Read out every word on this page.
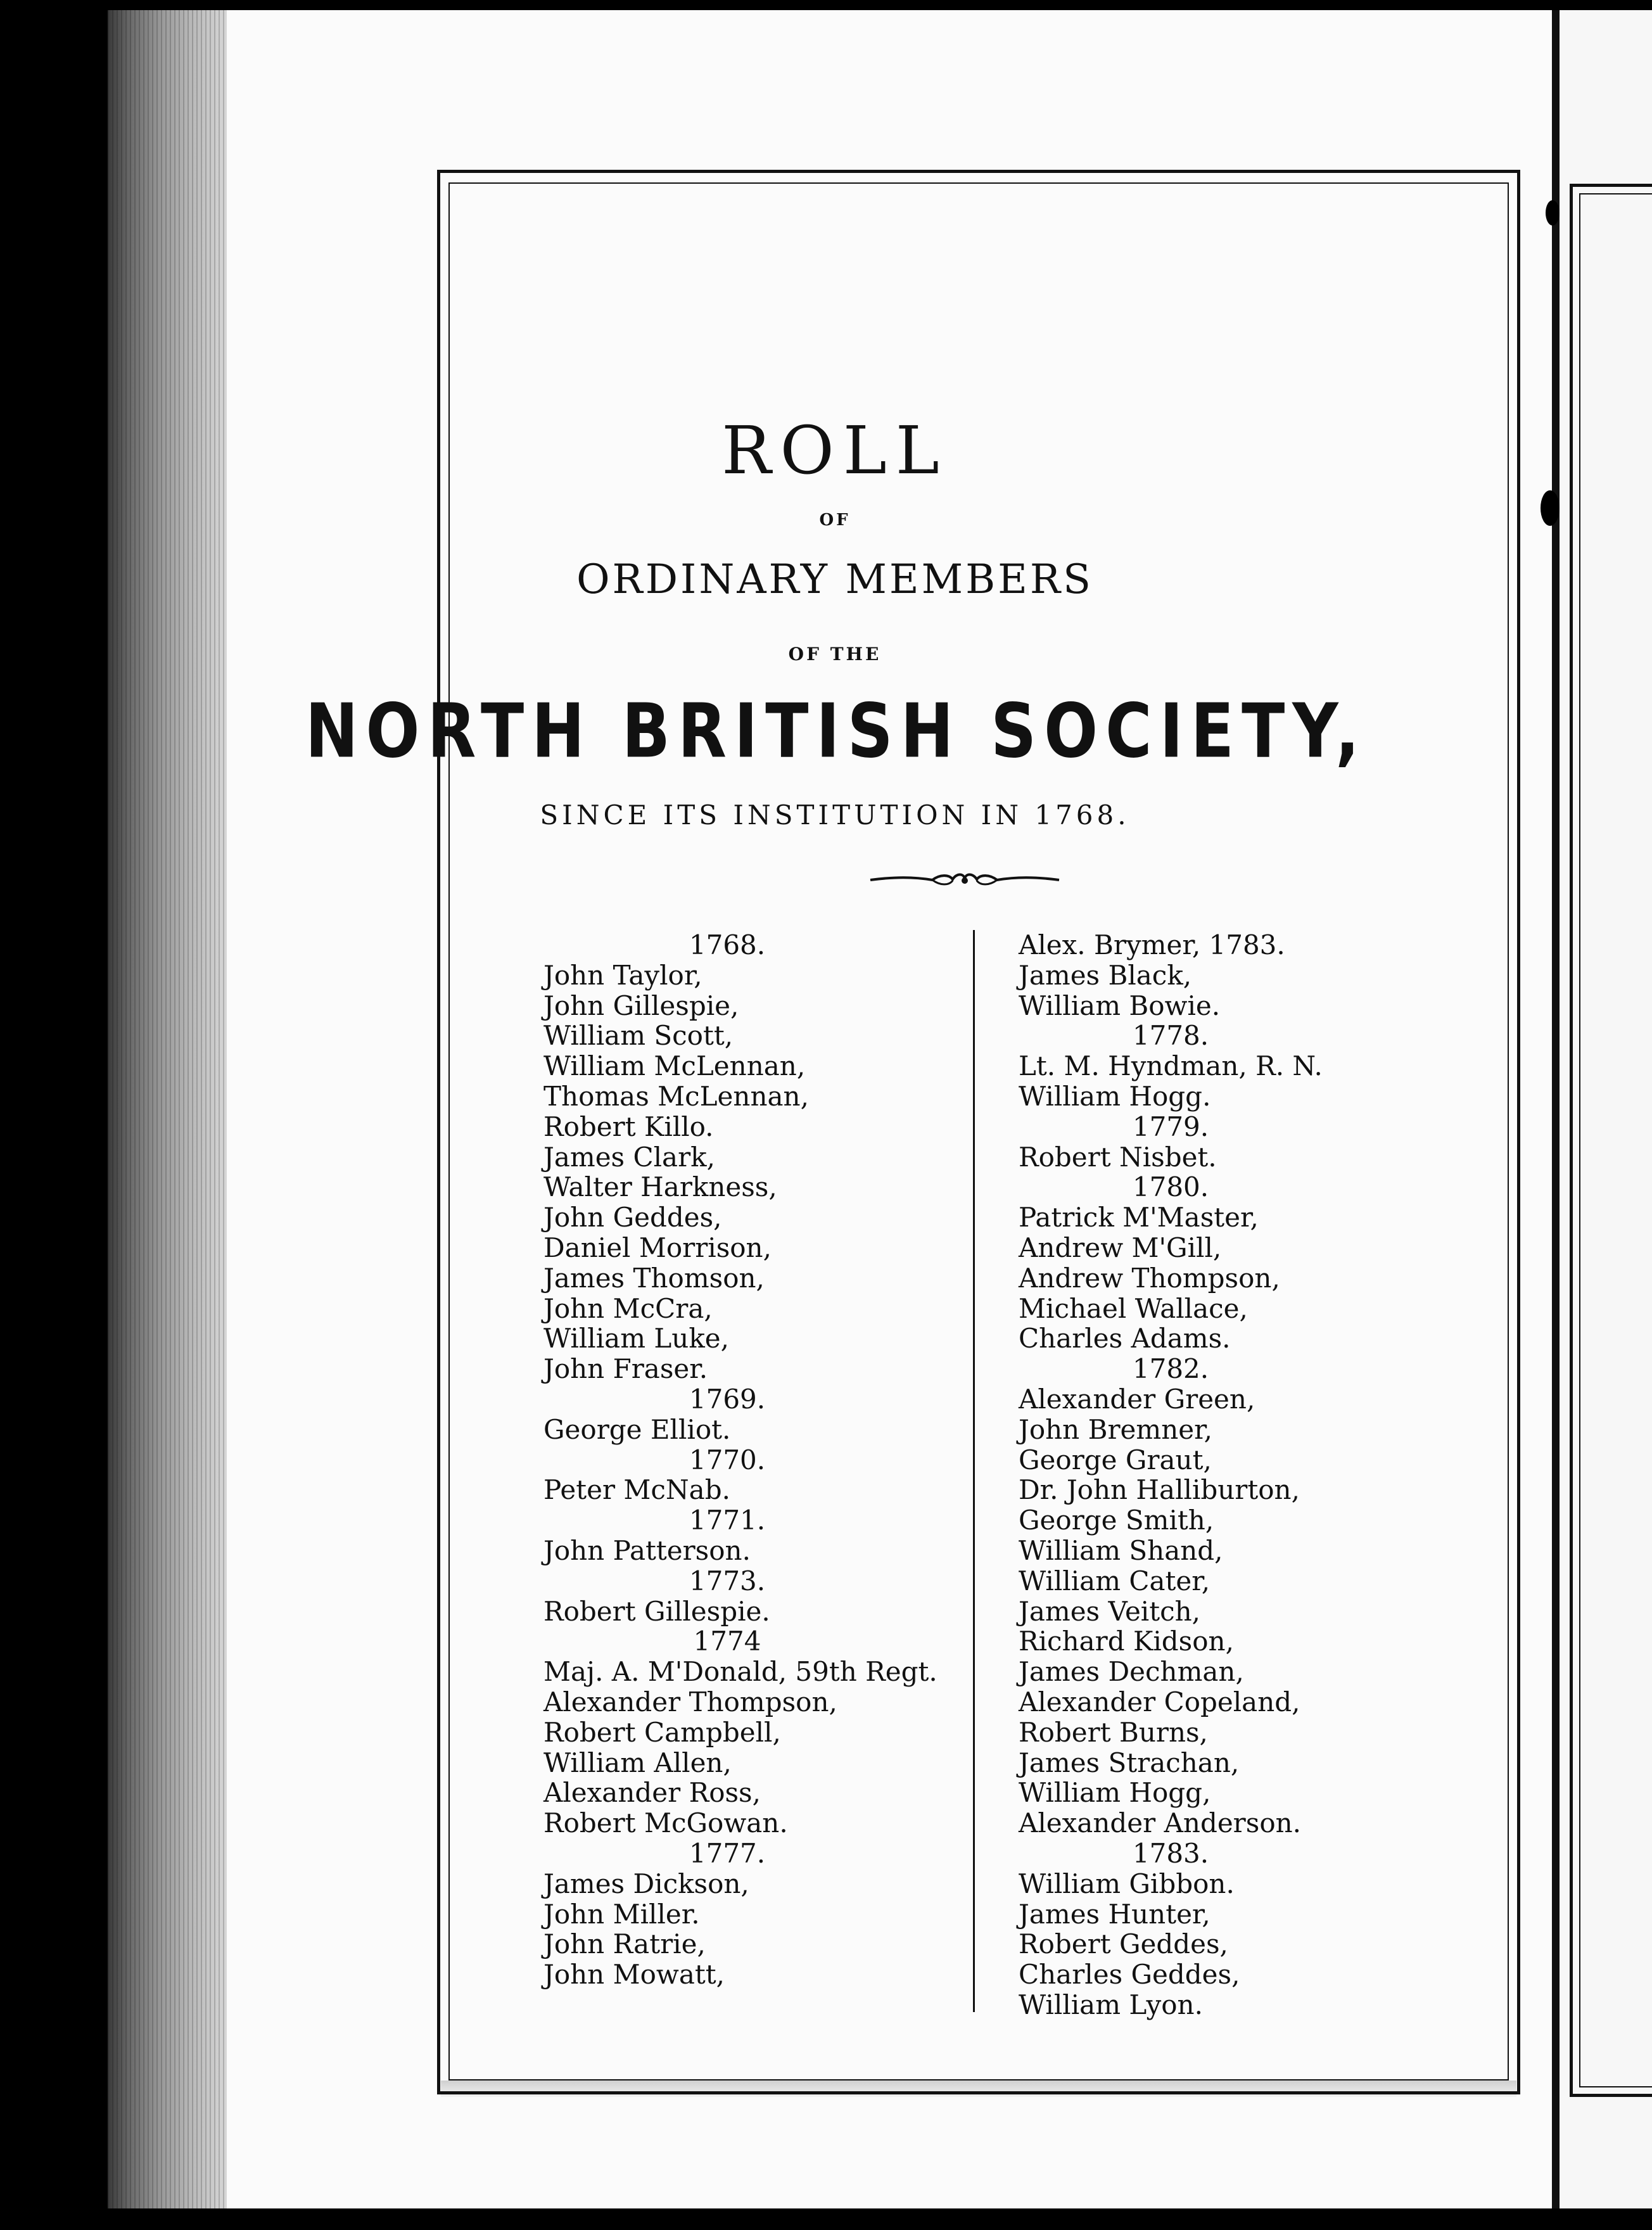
ROLL
OF
ORDINARY MEMBERS
OF THE
NORTH BRITISH SOCIETY,
SINCE ITS INSTITUTION IN 1768.
1768.
John Taylor,
John Gillespie,
William Scott,
William McLennan,
Thomas McLennan,
Robert Killo.
James Clark,
Walter Harkness,
John Geddes,
Daniel Morrison,
James Thomson,
John McCra,
William Luke,
John Fraser.
1769.
George Elliot.
1770.
Peter McNab.
1771.
John Patterson.
1773.
Robert Gillespie.
1774
Maj. A. M'Donald, 59th Regt.
Alexander Thompson,
Robert Campbell,
William Allen,
Alexander Ross,
Robert McGowan.
1777.
James Dickson,
John Miller.
John Ratrie,
John Mowatt,
Alex. Brymer, 1783.
James Black,
William Bowie.
1778.
Lt. M. Hyndman, R. N.
William Hogg.
1779.
Robert Nisbet.
1780.
Patrick M'Master,
Andrew M'Gill,
Andrew Thompson,
Michael Wallace,
Charles Adams.
1782.
Alexander Green,
John Bremner,
George Graut,
Dr. John Halliburton,
George Smith,
William Shand,
William Cater,
James Veitch,
Richard Kidson,
James Dechman,
Alexander Copeland,
Robert Burns,
James Strachan,
William Hogg,
Alexander Anderson.
1783.
William Gibbon.
James Hunter,
Robert Geddes,
Charles Geddes,
William Lyon.
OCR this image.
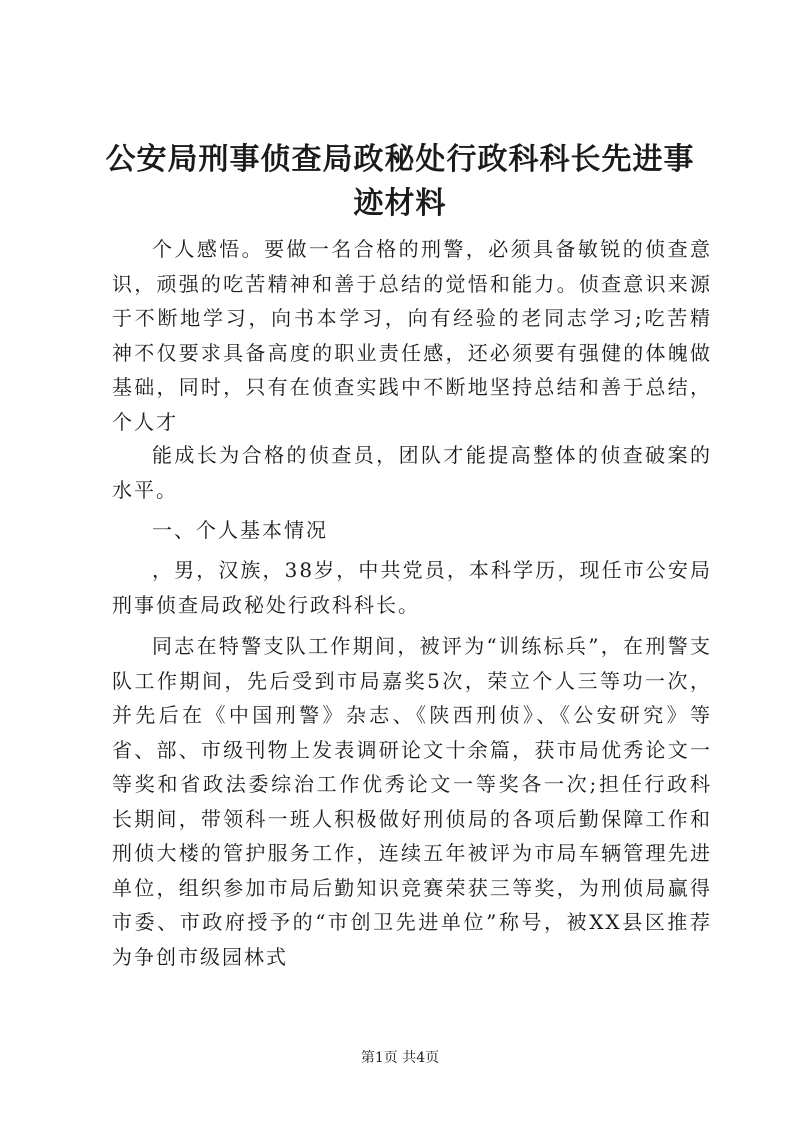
公安局刑事侦查局政秘处行政科科长先进事迹材料

个人感悟。要做一名合格的刑警，必须具备敏锐的侦查意识，顽强的吃苦精神和善于总结的觉悟和能力。侦查意识来源于不断地学习，向书本学习，向有经验的老同志学习;吃苦精神不仅要求具备高度的职业责任感，还必须要有强健的体魄做基础，同时，只有在侦查实践中不断地坚持总结和善于总结，个人才

能成长为合格的侦查员，团队才能提高整体的侦查破案的水平。

一、个人基本情况

，男，汉族，38岁，中共党员，本科学历，现任市公安局刑事侦查局政秘处行政科科长。

同志在特警支队工作期间，被评为“训练标兵”，在刑警支队工作期间，先后受到市局嘉奖5次，荣立个人三等功一次，并先后在《中国刑警》杂志、《陕西刑侦》、《公安研究》等省、部、市级刊物上发表调研论文十余篇，获市局优秀论文一等奖和省政法委综治工作优秀论文一等奖各一次;担任行政科长期间，带领科一班人积极做好刑侦局的各项后勤保障工作和刑侦大楼的管护服务工作，连续五年被评为市局车辆管理先进单位，组织参加市局后勤知识竞赛荣获三等奖，为刑侦局赢得市委、市政府授予的“市创卫先进单位”称号，被XX县区推荐为争创市级园林式

第1页 共4页
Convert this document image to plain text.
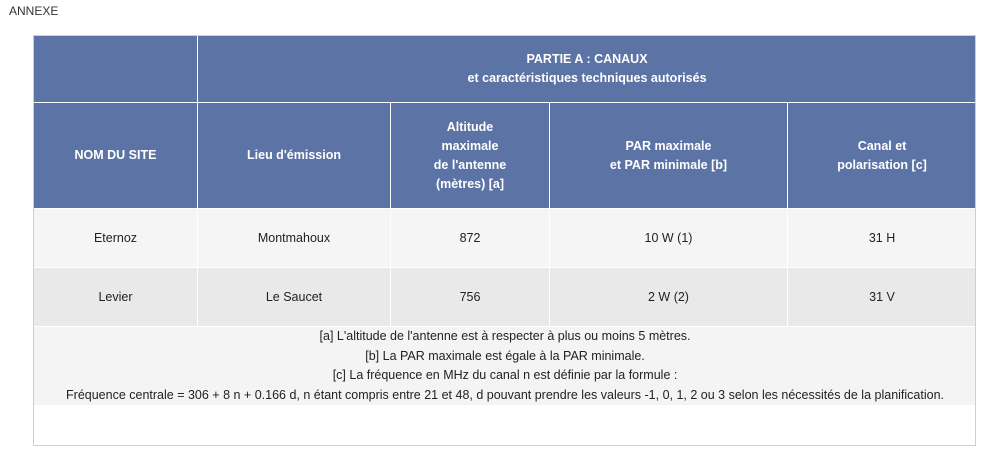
ANNEXE

	PARTIE A : CANAUX
et caractéristiques techniques autorisés			

NOM DU SITE	Lieu d'émission	Altitude
maximale
de l'antenne
(mètres) [a]	PAR maximale
et PAR minimale [b]	Canal et
polarisation [c]

Eternoz	Montmahoux	872	10 W (1)	31 H
Levier	Le Saucet	756	2 W (2)	31 V

[a] L'altitude de l'antenne est à respecter à plus ou moins 5 mètres.
[b] La PAR maximale est égale à la PAR minimale.
[c] La fréquence en MHz du canal n est définie par la formule :
Fréquence centrale = 306 + 8 n + 0.166 d, n étant compris entre 21 et 48, d pouvant prendre les valeurs -1, 0, 1, 2 ou 3 selon les nécessités de la planification.				
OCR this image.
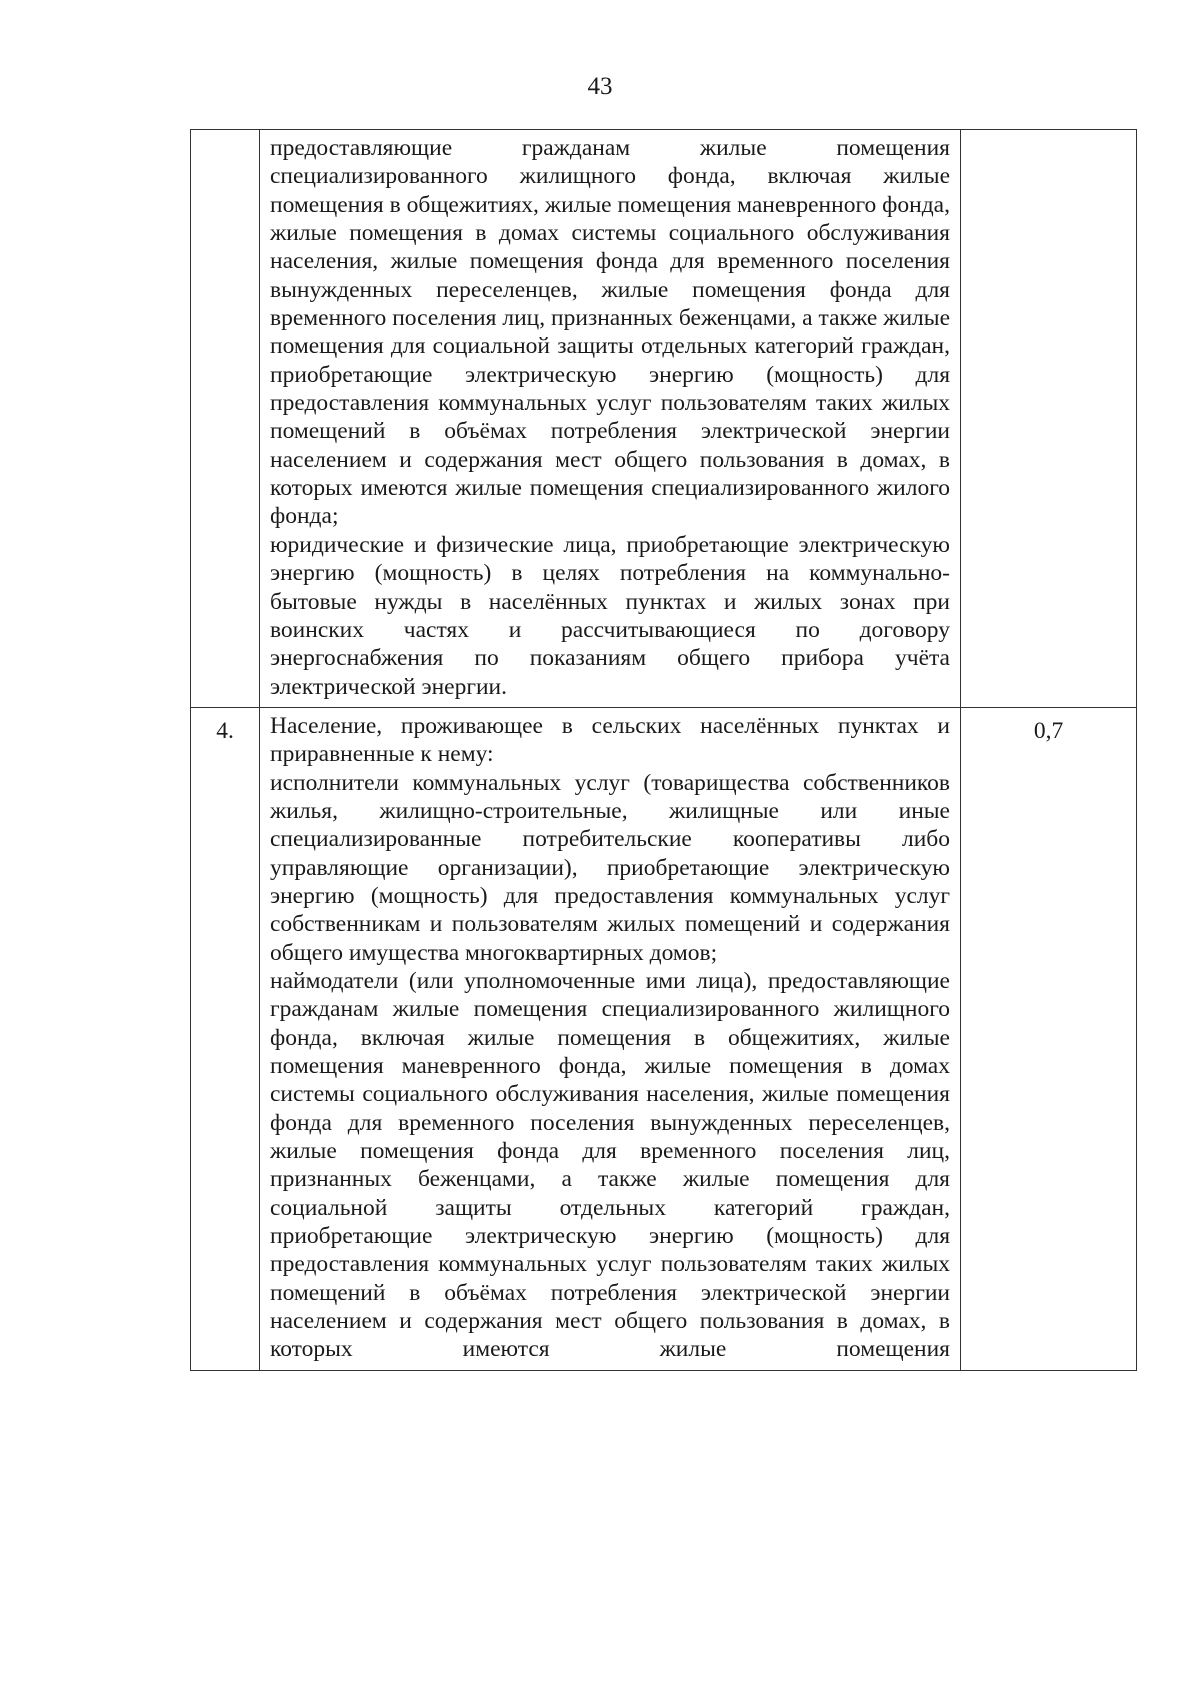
43

	предоставляющие гражданам жилые помещения специализированного жилищного фонда, включая жилые помещения в общежитиях, жилые помещения маневренного фонда, жилые помещения в домах системы социального обслуживания населения, жилые помещения фонда для временного поселения вынужденных переселенцев, жилые помещения фонда для временного поселения лиц, признанных беженцами, а также жилые помещения для социальной защиты отдельных категорий граждан, приобретающие электрическую энергию (мощность) для предоставления коммунальных услуг пользователям таких жилых помещений в объёмах потребления электрической энергии населением и содержания мест общего пользования в домах, в которых имеются жилые помещения специализированного жилого фонда;

юридические и физические лица, приобретающие электрическую энергию (мощность) в целях потребления на коммунально-бытовые нужды в населённых пунктах и жилых зонах при воинских частях и рассчитывающиеся по договору энергоснабжения по показаниям общего прибора учёта электрической энергии.	

4.	Население, проживающее в сельских населённых пунктах и приравненные к нему:

исполнители коммунальных услуг (товарищества собственников жилья, жилищно-строительные, жилищные или иные специализированные потребительские кооперативы либо управляющие организации), приобретающие электрическую энергию (мощность) для предоставления коммунальных услуг собственникам и пользователям жилых помещений и содержания общего имущества многоквартирных домов;

наймодатели (или уполномоченные ими лица), предоставляющие гражданам жилые помещения специализированного жилищного фонда, включая жилые помещения в общежитиях, жилые помещения маневренного фонда, жилые помещения в домах системы социального обслуживания населения, жилые помещения фонда для временного поселения вынужденных переселенцев, жилые помещения фонда для временного поселения лиц, признанных беженцами, а также жилые помещения для социальной защиты отдельных категорий граждан, приобретающие электрическую энергию (мощность) для предоставления коммунальных услуг пользователям таких жилых помещений в объёмах потребления электрической энергии населением и содержания мест общего пользования в домах, в которых имеются жилые помещения	0,7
==============================
Images do not belong in the copy; reproduce all other parts of the records above verbatim.

Read out every word on this page.
ROLL
OF
ORDINARY MEMBERS
OF THE
NORTH BRITISH SOCIETY,
SINCE ITS INSTITUTION IN 1768.
1768.
John Taylor,
John Gillespie,
William Scott,
William McLennan,
Thomas McLennan,
Robert Killo.
James Clark,
Walter Harkness,
John Geddes,
Daniel Morrison,
James Thomson,
John McCra,
William Luke,
John Fraser.
1769.
George Elliot.
1770.
Peter McNab.
1771.
John Patterson.
1773.
Robert Gillespie.
1774
Maj. A. M'Donald, 59th Regt.
Alexander Thompson,
Robert Campbell,
William Allen,
Alexander Ross,
Robert McGowan.
1777.
James Dickson,
John Miller.
John Ratrie,
John Mowatt,
Alex. Brymer, 1783.
James Black,
William Bowie.
1778.
Lt. M. Hyndman, R. N.
William Hogg.
1779.
Robert Nisbet.
1780.
Patrick M'Master,
Andrew M'Gill,
Andrew Thompson,
Michael Wallace,
Charles Adams.
1782.
Alexander Green,
John Bremner,
George Graut,
Dr. John Halliburton,
George Smith,
William Shand,
William Cater,
James Veitch,
Richard Kidson,
James Dechman,
Alexander Copeland,
Robert Burns,
James Strachan,
William Hogg,
Alexander Anderson.
1783.
William Gibbon.
James Hunter,
Robert Geddes,
Charles Geddes,
William Lyon.
OCR this image.
公安局刑事侦查局政秘处行政科科长先进事迹材料

个人感悟。要做一名合格的刑警，必须具备敏锐的侦查意识，顽强的吃苦精神和善于总结的觉悟和能力。侦查意识来源于不断地学习，向书本学习，向有经验的老同志学习;吃苦精神不仅要求具备高度的职业责任感，还必须要有强健的体魄做基础，同时，只有在侦查实践中不断地坚持总结和善于总结，个人才

能成长为合格的侦查员，团队才能提高整体的侦查破案的水平。

一、个人基本情况

，男，汉族，38岁，中共党员，本科学历，现任市公安局刑事侦查局政秘处行政科科长。

同志在特警支队工作期间，被评为“训练标兵”，在刑警支队工作期间，先后受到市局嘉奖5次，荣立个人三等功一次，并先后在《中国刑警》杂志、《陕西刑侦》、《公安研究》等省、部、市级刊物上发表调研论文十余篇，获市局优秀论文一等奖和省政法委综治工作优秀论文一等奖各一次;担任行政科长期间，带领科一班人积极做好刑侦局的各项后勤保障工作和刑侦大楼的管护服务工作，连续五年被评为市局车辆管理先进单位，组织参加市局后勤知识竞赛荣获三等奖，为刑侦局赢得市委、市政府授予的“市创卫先进单位”称号，被XX县区推荐为争创市级园林式

第1页 共4页
Convert this document image to plain text.
ANNEXE

	PARTIE A : CANAUX
et caractéristiques techniques autorisés			

NOM DU SITE	Lieu d'émission	Altitude
maximale
de l'antenne
(mètres) [a]	PAR maximale
et PAR minimale [b]	Canal et
polarisation [c]

Eternoz	Montmahoux	872	10 W (1)	31 H
Levier	Le Saucet	756	2 W (2)	31 V

[a] L'altitude de l'antenne est à respecter à plus ou moins 5 mètres.
[b] La PAR maximale est égale à la PAR minimale.
[c] La fréquence en MHz du canal n est définie par la formule :
Fréquence centrale = 306 + 8 n + 0.166 d, n étant compris entre 21 et 48, d pouvant prendre les valeurs -1, 0, 1, 2 ou 3 selon les nécessités de la planification.				
OCR this image.
43

	предоставляющие гражданам жилые помещения специализированного жилищного фонда, включая жилые помещения в общежитиях, жилые помещения маневренного фонда, жилые помещения в домах системы социального обслуживания населения, жилые помещения фонда для временного поселения вынужденных переселенцев, жилые помещения фонда для временного поселения лиц, признанных беженцами, а также жилые помещения для социальной защиты отдельных категорий граждан, приобретающие электрическую энергию (мощность) для предоставления коммунальных услуг пользователям таких жилых помещений в объёмах потребления электрической энергии населением и содержания мест общего пользования в домах, в которых имеются жилые помещения специализированного жилого фонда;

юридические и физические лица, приобретающие электрическую энергию (мощность) в целях потребления на коммунально-бытовые нужды в населённых пунктах и жилых зонах при воинских частях и рассчитывающиеся по договору энергоснабжения по показаниям общего прибора учёта электрической энергии.	

4.	Население, проживающее в сельских населённых пунктах и приравненные к нему:

исполнители коммунальных услуг (товарищества собственников жилья, жилищно-строительные, жилищные или иные специализированные потребительские кооперативы либо управляющие организации), приобретающие электрическую энергию (мощность) для предоставления коммунальных услуг собственникам и пользователям жилых помещений и содержания общего имущества многоквартирных домов;

наймодатели (или уполномоченные ими лица), предоставляющие гражданам жилые помещения специализированного жилищного фонда, включая жилые помещения в общежитиях, жилые помещения маневренного фонда, жилые помещения в домах системы социального обслуживания населения, жилые помещения фонда для временного поселения вынужденных переселенцев, жилые помещения фонда для временного поселения лиц, признанных беженцами, а также жилые помещения для социальной защиты отдельных категорий граждан, приобретающие электрическую энергию (мощность) для предоставления коммунальных услуг пользователям таких жилых помещений в объёмах потребления электрической энергии населением и содержания мест общего пользования в домах, в которых имеются жилые помещения	0,7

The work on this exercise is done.